— BEGIN —

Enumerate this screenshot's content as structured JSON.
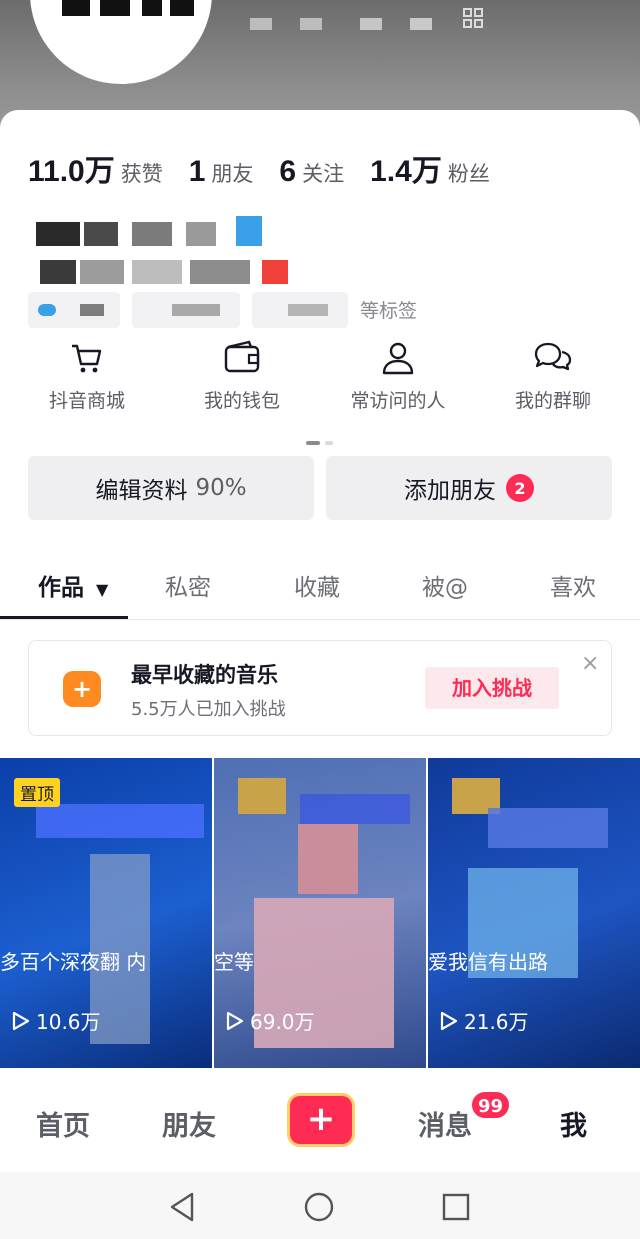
{
  "stats": [
    {
      "num": "11.0万",
      "label": "获赞"
    },
    {
      "num": "1",
      "label": "朋友"
    },
    {
      "num": "6",
      "label": "关注"
    },
    {
      "num": "1.4万",
      "label": "粉丝"
    }
  ],
  "tags": {
    "suffix": "等标签"
  },
  "shortcuts": [
    {
      "label": "抖音商城",
      "icon": "cart-icon"
    },
    {
      "label": "我的钱包",
      "icon": "wallet-icon"
    },
    {
      "label": "常访问的人",
      "icon": "person-icon"
    },
    {
      "label": "我的群聊",
      "icon": "chat-icon"
    }
  ],
  "buttons": {
    "edit_profile": "编辑资料",
    "edit_percent": "90%",
    "add_friend": "添加朋友",
    "add_friend_badge": "2"
  },
  "tabs": [
    "作品",
    "私密",
    "收藏",
    "被@",
    "喜欢"
  ],
  "promo": {
    "title": "最早收藏的音乐",
    "subtitle": "5.5万人已加入挑战",
    "action": "加入挑战",
    "close": "×"
  },
  "videos": [
    {
      "pinned": "置顶",
      "overlay": "多百个深夜翻  内",
      "views": "10.6万"
    },
    {
      "pinned": "",
      "overlay": "      空等",
      "views": "69.0万"
    },
    {
      "pinned": "",
      "overlay": "爱我信有出路",
      "views": "21.6万"
    }
  ],
  "nav": {
    "home": "首页",
    "friends": "朋友",
    "plus": "+",
    "messages": "消息",
    "messages_badge": "99",
    "me": "我"
  },
  "colors": {
    "accent": "#fe2c55",
    "text_primary": "#161823",
    "text_secondary": "#5c5e66",
    "button_bg": "#efeff1",
    "promo_icon": "#ff8a1f"
  }
}
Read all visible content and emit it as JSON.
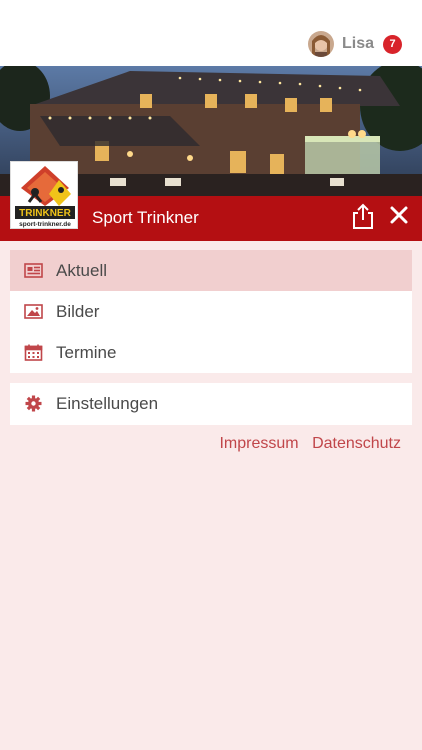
{
  "user": {
    "name": "Lisa",
    "notification_count": "7"
  },
  "header": {
    "shop_name": "Sport Trinkner"
  },
  "logo": {
    "text_main": "TRINKNER",
    "text_url": "sport-trinkner.de"
  },
  "menu": {
    "main_items": [
      {
        "label": "Aktuell",
        "icon": "newspaper-icon",
        "active": true
      },
      {
        "label": "Bilder",
        "icon": "image-icon",
        "active": false
      },
      {
        "label": "Termine",
        "icon": "calendar-icon",
        "active": false
      }
    ],
    "settings_item": {
      "label": "Einstellungen",
      "icon": "gear-icon"
    }
  },
  "footer": {
    "impressum": "Impressum",
    "datenschutz": "Datenschutz"
  },
  "colors": {
    "brand_red": "#b40f12",
    "icon_red": "#c0464a",
    "badge_red": "#d8232a",
    "background": "#faeaea",
    "active_row": "#f1cfcf"
  }
}
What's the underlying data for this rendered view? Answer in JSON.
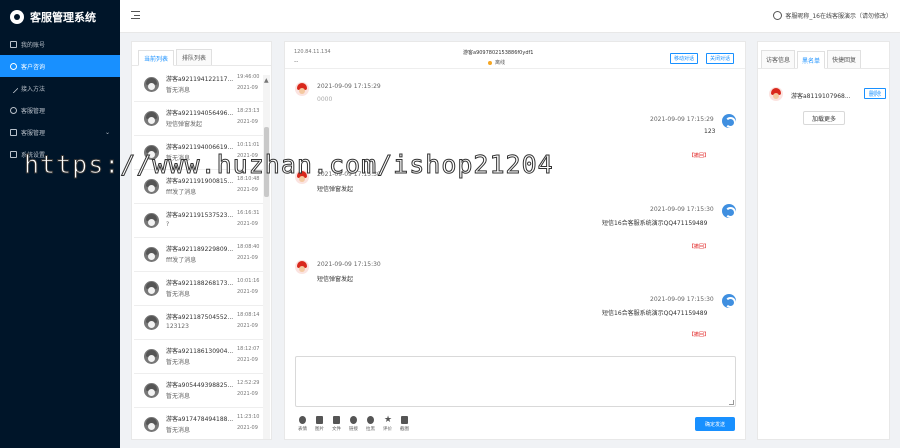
{
  "app": {
    "title": "客服管理系统"
  },
  "sidebar": {
    "items": [
      {
        "label": "我的账号"
      },
      {
        "label": "客户咨询"
      },
      {
        "label": "接入方法"
      },
      {
        "label": "客服管理"
      },
      {
        "label": "客服管理"
      },
      {
        "label": "系统设置"
      }
    ]
  },
  "header": {
    "user": "客服昵称_16在线客服演示（请勿修改）"
  },
  "left": {
    "tabs": [
      "当前列表",
      "排队列表"
    ],
    "conversations": [
      {
        "name": "游客a921194122117...",
        "time": "19:46:00",
        "date": "2021-09",
        "msg": "暂无消息"
      },
      {
        "name": "游客a921194056496...",
        "time": "18:23:13",
        "date": "2021-09",
        "msg": "短信弹窗发起"
      },
      {
        "name": "游客a921194006619...",
        "time": "10:11:01",
        "date": "2021-09",
        "msg": "暂无消息"
      },
      {
        "name": "游客a921191900815...",
        "time": "18:10:48",
        "date": "2021-09",
        "msg": "fff发了消息"
      },
      {
        "name": "游客a921191537523...",
        "time": "16:16:31",
        "date": "2021-09",
        "msg": "?"
      },
      {
        "name": "游客a921189229809...",
        "time": "18:08:40",
        "date": "2021-09",
        "msg": "fff发了消息"
      },
      {
        "name": "游客a921188268173...",
        "time": "10:01:16",
        "date": "2021-09",
        "msg": "暂无消息"
      },
      {
        "name": "游客a921187504552...",
        "time": "18:08:14",
        "date": "2021-09",
        "msg": "123123"
      },
      {
        "name": "游客a921186130904...",
        "time": "18:12:07",
        "date": "2021-09",
        "msg": "暂无消息"
      },
      {
        "name": "游客a905449398825...",
        "time": "12:52:29",
        "date": "2021-09",
        "msg": "暂无消息"
      },
      {
        "name": "游客a917478494188...",
        "time": "11:23:10",
        "date": "2021-09",
        "msg": "暂无消息"
      }
    ]
  },
  "chat": {
    "ip": "120.84.11.134",
    "dash": "--",
    "visitor": "游客a9097802153886f0ydf1",
    "status": "离线",
    "transfer_label": "移动对话",
    "close_label": "关闭对话",
    "messages": [
      {
        "time": "2021-09-09 17:15:29",
        "text": "0000"
      },
      {
        "time": "2021-09-09 17:15:29",
        "text": "123",
        "recall": "【撤回】"
      },
      {
        "time": "2021-09-09 17:15:30",
        "text": "短信弹窗发起"
      },
      {
        "time": "2021-09-09 17:15:30",
        "text": "短信16合客服系统演示QQ471159489",
        "recall": "【撤回】"
      },
      {
        "time": "2021-09-09 17:15:30",
        "text": "短信弹窗发起"
      },
      {
        "time": "2021-09-09 17:15:30",
        "text": "短信16合客服系统演示QQ471159489",
        "recall": "【撤回】"
      }
    ],
    "tools": [
      "表情",
      "图片",
      "文件",
      "链接",
      "拉黑",
      "评价",
      "截图"
    ],
    "send_label": "确定发送"
  },
  "right": {
    "tabs": [
      "访客信息",
      "黑名单",
      "快捷回复"
    ],
    "blacklist_name": "游客a811910796​8...",
    "delete_label": "删除",
    "more_label": "加载更多"
  },
  "watermark": "https://www.huzhan.com/ishop21204"
}
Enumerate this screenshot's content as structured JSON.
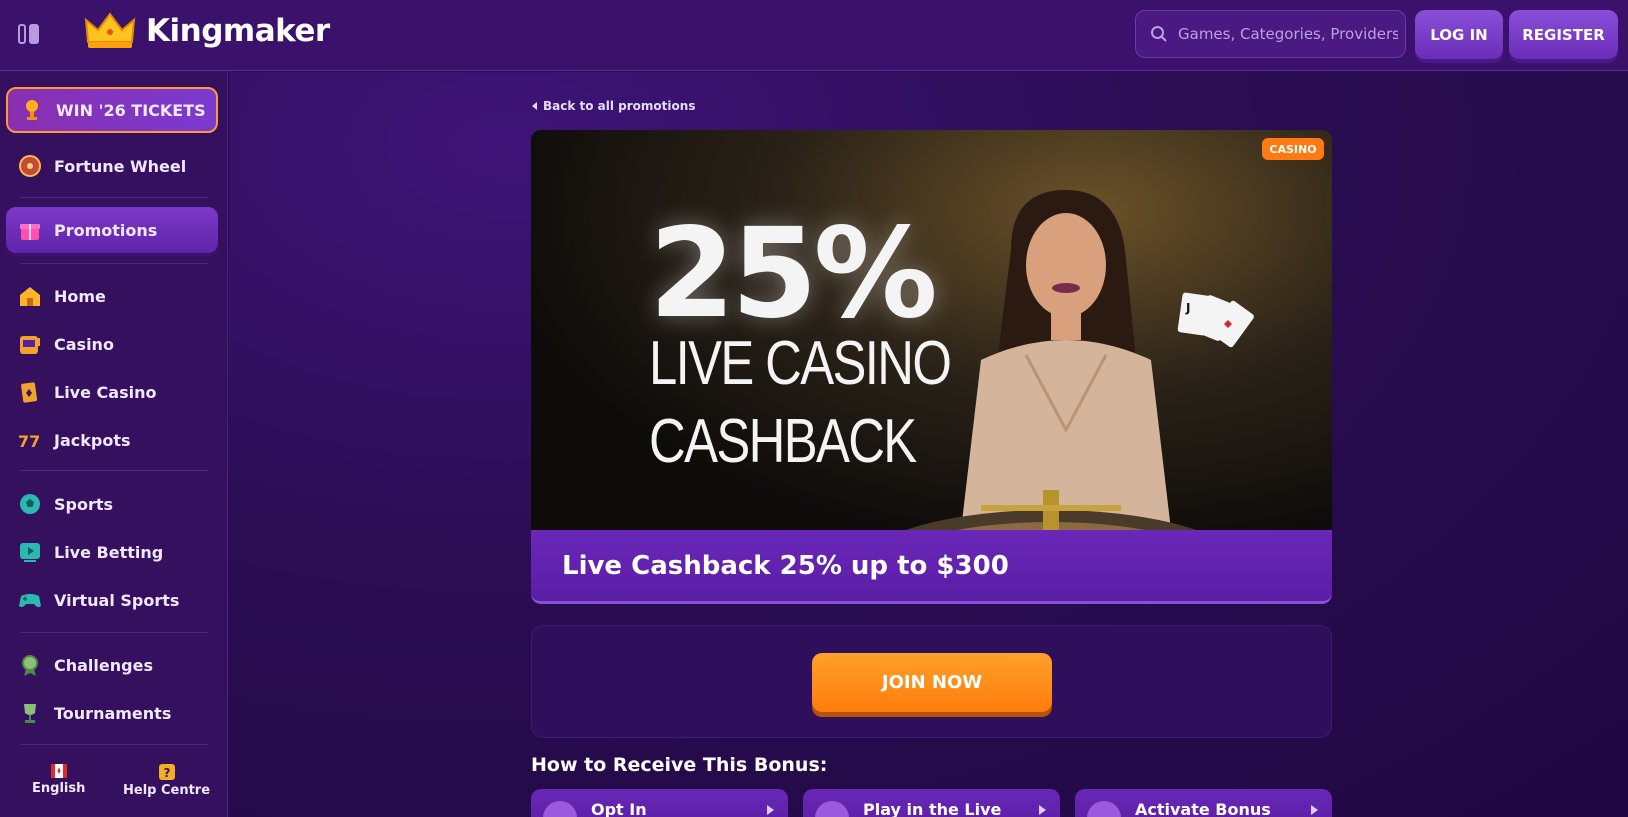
{
  "header": {
    "brand": "Kingmaker",
    "search_placeholder": "Games, Categories, Providers",
    "login_label": "LOG IN",
    "register_label": "REGISTER"
  },
  "sidebar": {
    "items": [
      {
        "label": "WIN '26 TICKETS",
        "icon": "trophy-icon"
      },
      {
        "label": "Fortune Wheel",
        "icon": "fortune-wheel-icon"
      },
      {
        "label": "Promotions",
        "icon": "gift-icon"
      },
      {
        "label": "Home",
        "icon": "home-icon"
      },
      {
        "label": "Casino",
        "icon": "slot-machine-icon"
      },
      {
        "label": "Live Casino",
        "icon": "playing-card-icon"
      },
      {
        "label": "Jackpots",
        "icon": "sevens-icon"
      },
      {
        "label": "Sports",
        "icon": "soccer-ball-icon"
      },
      {
        "label": "Live Betting",
        "icon": "play-screen-icon"
      },
      {
        "label": "Virtual Sports",
        "icon": "gamepad-icon"
      },
      {
        "label": "Challenges",
        "icon": "medal-icon"
      },
      {
        "label": "Tournaments",
        "icon": "cup-icon"
      }
    ],
    "footer": {
      "language": "English",
      "help": "Help Centre"
    }
  },
  "main": {
    "back_label": "Back to all promotions",
    "badge": "CASINO",
    "hero_percent": "25%",
    "hero_line1": "LIVE CASINO",
    "hero_line2": "CASHBACK",
    "promo_title": "Live Cashback 25% up to $300",
    "join_label": "JOIN NOW",
    "howto_title": "How to Receive This Bonus:",
    "steps": [
      {
        "label": "Opt In"
      },
      {
        "label": "Play in the Live"
      },
      {
        "label": "Activate Bonus"
      }
    ]
  },
  "colors": {
    "accent_purple": "#6a27b8",
    "accent_orange": "#ff7d0d",
    "background": "#2a0d52"
  }
}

— END —

- [Aim of the task]:
Extract from the material all lines containing the string "overlay".

- [Solution to this problem]:
      "overlay": "多百个深夜翻  内",
      "overlay": "      空等",
      "overlay": "爱我信有出路",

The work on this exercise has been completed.